[Records from a data collection]
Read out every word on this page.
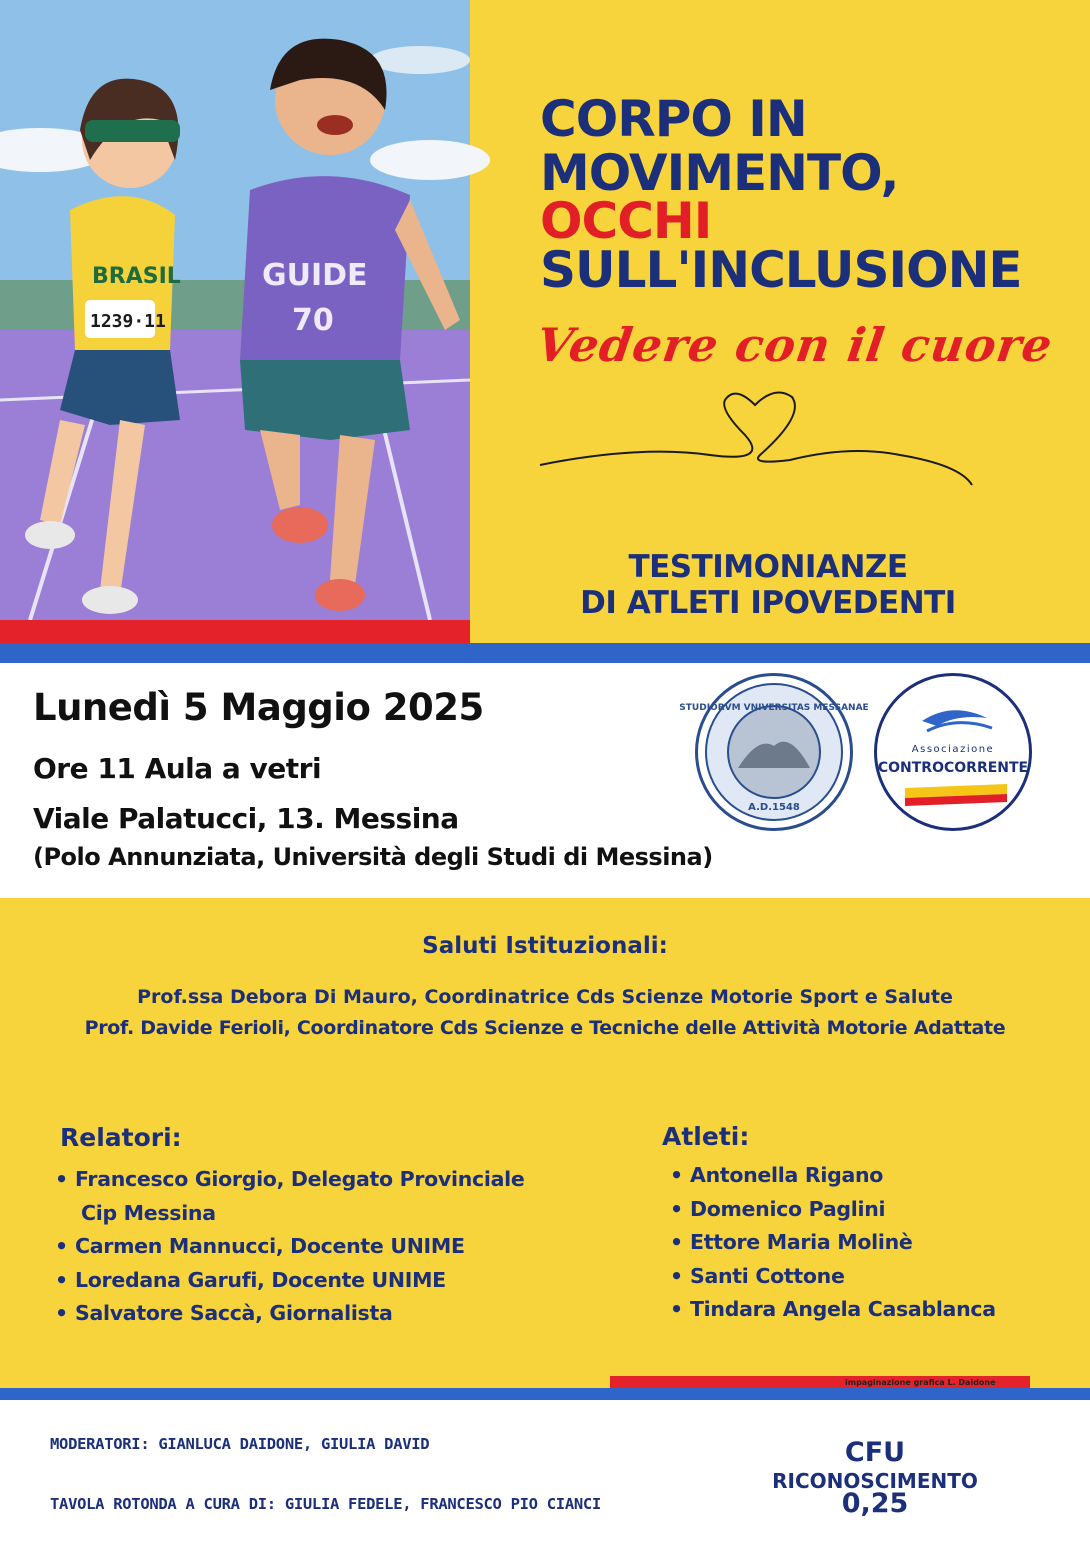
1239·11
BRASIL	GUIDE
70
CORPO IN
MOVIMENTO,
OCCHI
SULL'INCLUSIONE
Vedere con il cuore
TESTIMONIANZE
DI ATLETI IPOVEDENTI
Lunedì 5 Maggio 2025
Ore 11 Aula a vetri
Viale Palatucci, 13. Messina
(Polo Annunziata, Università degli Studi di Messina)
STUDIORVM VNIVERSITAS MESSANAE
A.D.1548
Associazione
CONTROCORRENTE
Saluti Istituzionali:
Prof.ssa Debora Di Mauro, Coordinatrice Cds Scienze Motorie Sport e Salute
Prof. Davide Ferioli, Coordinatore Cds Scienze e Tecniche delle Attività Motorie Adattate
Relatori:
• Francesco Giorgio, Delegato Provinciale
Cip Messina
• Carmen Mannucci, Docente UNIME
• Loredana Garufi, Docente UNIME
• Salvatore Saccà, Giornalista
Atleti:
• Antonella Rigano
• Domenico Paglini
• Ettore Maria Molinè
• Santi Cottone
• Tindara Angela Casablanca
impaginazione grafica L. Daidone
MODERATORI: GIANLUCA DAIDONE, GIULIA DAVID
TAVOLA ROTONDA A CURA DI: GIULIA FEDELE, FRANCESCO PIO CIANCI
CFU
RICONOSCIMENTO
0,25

**What this task involves**
Write the records out again in full, exactly, and skip every picture.

**Task output**
Read out every word on this page.
1239·11
BRASIL	GUIDE
70
CORPO IN
MOVIMENTO,
OCCHI
SULL'INCLUSIONE
Vedere con il cuore
TESTIMONIANZE
DI ATLETI IPOVEDENTI
Lunedì 5 Maggio 2025
Ore 11 Aula a vetri
Viale Palatucci, 13. Messina
(Polo Annunziata, Università degli Studi di Messina)
STUDIORVM VNIVERSITAS MESSANAE
A.D.1548
Associazione
CONTROCORRENTE
Saluti Istituzionali:
Prof.ssa Debora Di Mauro, Coordinatrice Cds Scienze Motorie Sport e Salute
Prof. Davide Ferioli, Coordinatore Cds Scienze e Tecniche delle Attività Motorie Adattate
Relatori:
• Francesco Giorgio, Delegato Provinciale
Cip Messina
• Carmen Mannucci, Docente UNIME
• Loredana Garufi, Docente UNIME
• Salvatore Saccà, Giornalista
Atleti:
• Antonella Rigano
• Domenico Paglini
• Ettore Maria Molinè
• Santi Cottone
• Tindara Angela Casablanca
impaginazione grafica L. Daidone
MODERATORI: GIANLUCA DAIDONE, GIULIA DAVID
TAVOLA ROTONDA A CURA DI: GIULIA FEDELE, FRANCESCO PIO CIANCI
CFU
RICONOSCIMENTO
0,25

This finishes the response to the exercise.